* _Saved entries_:
— START —
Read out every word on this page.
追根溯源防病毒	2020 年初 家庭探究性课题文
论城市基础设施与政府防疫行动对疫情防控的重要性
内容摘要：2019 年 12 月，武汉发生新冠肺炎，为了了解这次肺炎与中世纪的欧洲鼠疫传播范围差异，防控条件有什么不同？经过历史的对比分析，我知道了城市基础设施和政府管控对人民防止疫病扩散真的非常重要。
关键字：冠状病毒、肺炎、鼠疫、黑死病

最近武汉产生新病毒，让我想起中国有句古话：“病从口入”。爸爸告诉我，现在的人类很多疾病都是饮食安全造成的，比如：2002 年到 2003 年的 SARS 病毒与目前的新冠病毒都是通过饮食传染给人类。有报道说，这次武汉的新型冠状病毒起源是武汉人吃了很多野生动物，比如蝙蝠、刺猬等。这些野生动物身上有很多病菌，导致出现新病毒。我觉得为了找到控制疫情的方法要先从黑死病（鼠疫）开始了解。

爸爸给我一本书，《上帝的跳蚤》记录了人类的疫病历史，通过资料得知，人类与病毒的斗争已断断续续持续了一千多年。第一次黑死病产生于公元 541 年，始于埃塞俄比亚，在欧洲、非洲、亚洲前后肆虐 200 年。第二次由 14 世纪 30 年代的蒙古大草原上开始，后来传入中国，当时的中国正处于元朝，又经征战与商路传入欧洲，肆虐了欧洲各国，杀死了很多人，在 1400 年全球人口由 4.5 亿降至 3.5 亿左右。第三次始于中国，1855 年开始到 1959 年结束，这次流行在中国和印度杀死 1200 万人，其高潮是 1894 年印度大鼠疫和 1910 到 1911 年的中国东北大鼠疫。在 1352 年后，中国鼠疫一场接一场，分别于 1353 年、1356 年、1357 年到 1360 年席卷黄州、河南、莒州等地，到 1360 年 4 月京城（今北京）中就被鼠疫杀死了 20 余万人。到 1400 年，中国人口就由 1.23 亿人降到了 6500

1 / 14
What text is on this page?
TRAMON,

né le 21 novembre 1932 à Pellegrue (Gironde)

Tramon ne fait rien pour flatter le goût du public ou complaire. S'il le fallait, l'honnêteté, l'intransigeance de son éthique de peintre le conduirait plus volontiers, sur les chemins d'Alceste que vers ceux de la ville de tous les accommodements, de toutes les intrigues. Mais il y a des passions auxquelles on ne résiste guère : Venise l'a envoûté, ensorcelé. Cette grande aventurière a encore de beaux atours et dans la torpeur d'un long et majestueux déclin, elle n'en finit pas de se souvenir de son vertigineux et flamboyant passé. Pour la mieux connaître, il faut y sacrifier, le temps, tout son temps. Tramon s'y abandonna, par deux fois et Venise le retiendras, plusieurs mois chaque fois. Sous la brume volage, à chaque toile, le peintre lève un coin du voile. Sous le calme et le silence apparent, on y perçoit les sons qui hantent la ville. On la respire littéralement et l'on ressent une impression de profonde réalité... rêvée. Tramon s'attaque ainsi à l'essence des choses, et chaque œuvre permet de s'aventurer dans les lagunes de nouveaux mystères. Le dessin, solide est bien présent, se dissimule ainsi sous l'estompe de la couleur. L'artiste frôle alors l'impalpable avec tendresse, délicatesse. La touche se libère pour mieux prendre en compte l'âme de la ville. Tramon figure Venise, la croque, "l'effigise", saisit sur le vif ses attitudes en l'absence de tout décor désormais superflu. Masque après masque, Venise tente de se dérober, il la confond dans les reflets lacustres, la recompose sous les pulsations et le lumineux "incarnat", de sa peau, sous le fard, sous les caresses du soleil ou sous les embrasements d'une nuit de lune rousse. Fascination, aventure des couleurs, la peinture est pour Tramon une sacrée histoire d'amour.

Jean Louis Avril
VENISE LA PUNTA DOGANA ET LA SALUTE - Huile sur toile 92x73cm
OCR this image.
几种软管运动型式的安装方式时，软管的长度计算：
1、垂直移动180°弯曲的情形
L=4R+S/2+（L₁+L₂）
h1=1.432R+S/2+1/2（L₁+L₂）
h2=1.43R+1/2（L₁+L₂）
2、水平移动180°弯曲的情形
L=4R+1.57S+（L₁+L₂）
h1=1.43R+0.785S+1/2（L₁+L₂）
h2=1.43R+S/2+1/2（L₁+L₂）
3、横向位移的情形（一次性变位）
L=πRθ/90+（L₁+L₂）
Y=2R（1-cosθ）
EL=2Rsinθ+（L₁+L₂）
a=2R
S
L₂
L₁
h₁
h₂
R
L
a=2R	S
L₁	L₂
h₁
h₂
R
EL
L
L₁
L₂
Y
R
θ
— END —
* _Goal_: What is the number of lines in the records that contain "this"? Give that number only.

* _Solved problem_: 3